#### TASK GOAL
Extract each line of the data and write it out again exactly.

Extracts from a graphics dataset
--
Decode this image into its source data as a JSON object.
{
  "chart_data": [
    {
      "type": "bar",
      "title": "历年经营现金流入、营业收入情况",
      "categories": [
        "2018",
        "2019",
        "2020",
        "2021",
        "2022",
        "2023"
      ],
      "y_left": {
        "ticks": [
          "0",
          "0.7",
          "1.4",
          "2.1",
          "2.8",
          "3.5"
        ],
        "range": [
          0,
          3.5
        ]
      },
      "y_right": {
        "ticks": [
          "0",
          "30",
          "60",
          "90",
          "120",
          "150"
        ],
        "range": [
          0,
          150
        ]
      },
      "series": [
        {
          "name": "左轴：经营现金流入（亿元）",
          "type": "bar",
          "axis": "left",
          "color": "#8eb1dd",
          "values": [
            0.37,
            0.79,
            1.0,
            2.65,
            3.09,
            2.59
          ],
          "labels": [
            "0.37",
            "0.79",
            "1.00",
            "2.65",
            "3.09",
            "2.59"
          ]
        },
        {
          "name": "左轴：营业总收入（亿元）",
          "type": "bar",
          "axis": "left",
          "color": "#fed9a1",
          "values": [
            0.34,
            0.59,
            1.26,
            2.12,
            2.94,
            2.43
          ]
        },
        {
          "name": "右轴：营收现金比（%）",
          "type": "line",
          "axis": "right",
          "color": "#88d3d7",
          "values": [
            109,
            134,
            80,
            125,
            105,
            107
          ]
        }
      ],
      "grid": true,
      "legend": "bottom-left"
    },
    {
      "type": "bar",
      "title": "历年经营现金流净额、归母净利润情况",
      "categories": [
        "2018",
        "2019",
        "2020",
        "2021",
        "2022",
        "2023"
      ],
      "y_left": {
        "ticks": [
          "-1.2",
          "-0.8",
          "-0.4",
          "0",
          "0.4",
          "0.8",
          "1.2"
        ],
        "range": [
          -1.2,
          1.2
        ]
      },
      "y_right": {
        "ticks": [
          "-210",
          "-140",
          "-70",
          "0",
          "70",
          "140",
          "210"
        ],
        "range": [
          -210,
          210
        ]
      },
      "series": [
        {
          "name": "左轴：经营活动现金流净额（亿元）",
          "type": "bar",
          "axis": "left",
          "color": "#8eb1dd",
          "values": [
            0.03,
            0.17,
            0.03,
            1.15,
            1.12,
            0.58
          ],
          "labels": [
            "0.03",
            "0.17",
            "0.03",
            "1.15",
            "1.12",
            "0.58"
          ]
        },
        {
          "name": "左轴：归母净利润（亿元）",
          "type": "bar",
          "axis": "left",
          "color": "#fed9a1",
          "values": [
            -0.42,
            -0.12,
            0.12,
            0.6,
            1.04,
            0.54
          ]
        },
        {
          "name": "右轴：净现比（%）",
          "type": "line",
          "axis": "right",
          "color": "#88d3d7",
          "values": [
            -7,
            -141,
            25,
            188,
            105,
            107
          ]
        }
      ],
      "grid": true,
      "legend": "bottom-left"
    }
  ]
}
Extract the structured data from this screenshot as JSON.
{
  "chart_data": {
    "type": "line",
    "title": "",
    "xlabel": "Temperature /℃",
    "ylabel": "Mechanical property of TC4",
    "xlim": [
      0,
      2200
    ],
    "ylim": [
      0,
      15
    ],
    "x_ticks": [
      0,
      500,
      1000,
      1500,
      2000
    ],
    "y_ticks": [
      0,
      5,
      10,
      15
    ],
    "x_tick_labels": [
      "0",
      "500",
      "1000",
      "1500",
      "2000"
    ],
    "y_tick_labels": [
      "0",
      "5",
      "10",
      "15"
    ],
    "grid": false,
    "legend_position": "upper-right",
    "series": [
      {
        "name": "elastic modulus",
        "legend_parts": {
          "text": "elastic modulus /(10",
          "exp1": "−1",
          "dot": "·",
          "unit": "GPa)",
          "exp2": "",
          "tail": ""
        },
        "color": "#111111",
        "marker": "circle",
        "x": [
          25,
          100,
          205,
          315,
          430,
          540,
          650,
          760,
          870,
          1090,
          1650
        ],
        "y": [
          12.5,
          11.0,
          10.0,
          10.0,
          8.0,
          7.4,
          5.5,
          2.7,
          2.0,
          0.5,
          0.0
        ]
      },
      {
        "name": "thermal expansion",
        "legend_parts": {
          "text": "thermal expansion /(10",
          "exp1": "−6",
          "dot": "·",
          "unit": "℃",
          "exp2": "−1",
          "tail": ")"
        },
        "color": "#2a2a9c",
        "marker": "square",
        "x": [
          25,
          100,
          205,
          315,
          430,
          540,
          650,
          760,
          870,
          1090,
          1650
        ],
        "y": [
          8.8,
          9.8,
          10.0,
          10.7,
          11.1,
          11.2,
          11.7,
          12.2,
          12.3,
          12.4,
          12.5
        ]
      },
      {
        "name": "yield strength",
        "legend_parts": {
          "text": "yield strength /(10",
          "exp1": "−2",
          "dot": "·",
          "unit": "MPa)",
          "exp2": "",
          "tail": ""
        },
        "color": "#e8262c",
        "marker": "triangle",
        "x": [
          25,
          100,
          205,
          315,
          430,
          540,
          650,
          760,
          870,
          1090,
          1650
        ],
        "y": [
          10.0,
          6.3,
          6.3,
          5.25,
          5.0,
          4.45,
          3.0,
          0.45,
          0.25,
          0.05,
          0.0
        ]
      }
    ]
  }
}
--
#### CORRECT RESULT
Decode this image into its source data as a JSON object.
{
  "chart_data": [
    {
      "type": "bar",
      "title": "历年经营现金流入、营业收入情况",
      "categories": [
        "2018",
        "2019",
        "2020",
        "2021",
        "2022",
        "2023"
      ],
      "y_left": {
        "ticks": [
          "0",
          "0.7",
          "1.4",
          "2.1",
          "2.8",
          "3.5"
        ],
        "range": [
          0,
          3.5
        ]
      },
      "y_right": {
        "ticks": [
          "0",
          "30",
          "60",
          "90",
          "120",
          "150"
        ],
        "range": [
          0,
          150
        ]
      },
      "series": [
        {
          "name": "左轴：经营现金流入（亿元）",
          "type": "bar",
          "axis": "left",
          "color": "#8eb1dd",
          "values": [
            0.37,
            0.79,
            1.0,
            2.65,
            3.09,
            2.59
          ],
          "labels": [
            "0.37",
            "0.79",
            "1.00",
            "2.65",
            "3.09",
            "2.59"
          ]
        },
        {
          "name": "左轴：营业总收入（亿元）",
          "type": "bar",
          "axis": "left",
          "color": "#fed9a1",
          "values": [
            0.34,
            0.59,
            1.26,
            2.12,
            2.94,
            2.43
          ]
        },
        {
          "name": "右轴：营收现金比（%）",
          "type": "line",
          "axis": "right",
          "color": "#88d3d7",
          "values": [
            109,
            134,
            80,
            125,
            105,
            107
          ]
        }
      ],
      "grid": true,
      "legend": "bottom-left"
    },
    {
      "type": "bar",
      "title": "历年经营现金流净额、归母净利润情况",
      "categories": [
        "2018",
        "2019",
        "2020",
        "2021",
        "2022",
        "2023"
      ],
      "y_left": {
        "ticks": [
          "-1.2",
          "-0.8",
          "-0.4",
          "0",
          "0.4",
          "0.8",
          "1.2"
        ],
        "range": [
          -1.2,
          1.2
        ]
      },
      "y_right": {
        "ticks": [
          "-210",
          "-140",
          "-70",
          "0",
          "70",
          "140",
          "210"
        ],
        "range": [
          -210,
          210
        ]
      },
      "series": [
        {
          "name": "左轴：经营活动现金流净额（亿元）",
          "type": "bar",
          "axis": "left",
          "color": "#8eb1dd",
          "values": [
            0.03,
            0.17,
            0.03,
            1.15,
            1.12,
            0.58
          ],
          "labels": [
            "0.03",
            "0.17",
            "0.03",
            "1.15",
            "1.12",
            "0.58"
          ]
        },
        {
          "name": "左轴：归母净利润（亿元）",
          "type": "bar",
          "axis": "left",
          "color": "#fed9a1",
          "values": [
            -0.42,
            -0.12,
            0.12,
            0.6,
            1.04,
            0.54
          ]
        },
        {
          "name": "右轴：净现比（%）",
          "type": "line",
          "axis": "right",
          "color": "#88d3d7",
          "values": [
            -7,
            -141,
            25,
            188,
            105,
            107
          ]
        }
      ],
      "grid": true,
      "legend": "bottom-left"
    }
  ]
}
Extract the structured data from this screenshot as JSON.
{
  "chart_data": {
    "type": "line",
    "title": "",
    "xlabel": "Temperature /℃",
    "ylabel": "Mechanical property of TC4",
    "xlim": [
      0,
      2200
    ],
    "ylim": [
      0,
      15
    ],
    "x_ticks": [
      0,
      500,
      1000,
      1500,
      2000
    ],
    "y_ticks": [
      0,
      5,
      10,
      15
    ],
    "x_tick_labels": [
      "0",
      "500",
      "1000",
      "1500",
      "2000"
    ],
    "y_tick_labels": [
      "0",
      "5",
      "10",
      "15"
    ],
    "grid": false,
    "legend_position": "upper-right",
    "series": [
      {
        "name": "elastic modulus",
        "legend_parts": {
          "text": "elastic modulus /(10",
          "exp1": "−1",
          "dot": "·",
          "unit": "GPa)",
          "exp2": "",
          "tail": ""
        },
        "color": "#111111",
        "marker": "circle",
        "x": [
          25,
          100,
          205,
          315,
          430,
          540,
          650,
          760,
          870,
          1090,
          1650
        ],
        "y": [
          12.5,
          11.0,
          10.0,
          10.0,
          8.0,
          7.4,
          5.5,
          2.7,
          2.0,
          0.5,
          0.0
        ]
      },
      {
        "name": "thermal expansion",
        "legend_parts": {
          "text": "thermal expansion /(10",
          "exp1": "−6",
          "dot": "·",
          "unit": "℃",
          "exp2": "−1",
          "tail": ")"
        },
        "color": "#2a2a9c",
        "marker": "square",
        "x": [
          25,
          100,
          205,
          315,
          430,
          540,
          650,
          760,
          870,
          1090,
          1650
        ],
        "y": [
          8.8,
          9.8,
          10.0,
          10.7,
          11.1,
          11.2,
          11.7,
          12.2,
          12.3,
          12.4,
          12.5
        ]
      },
      {
        "name": "yield strength",
        "legend_parts": {
          "text": "yield strength /(10",
          "exp1": "−2",
          "dot": "·",
          "unit": "MPa)",
          "exp2": "",
          "tail": ""
        },
        "color": "#e8262c",
        "marker": "triangle",
        "x": [
          25,
          100,
          205,
          315,
          430,
          540,
          650,
          760,
          870,
          1090,
          1650
        ],
        "y": [
          10.0,
          6.3,
          6.3,
          5.25,
          5.0,
          4.45,
          3.0,
          0.45,
          0.25,
          0.05,
          0.0
        ]
      }
    ]
  }
}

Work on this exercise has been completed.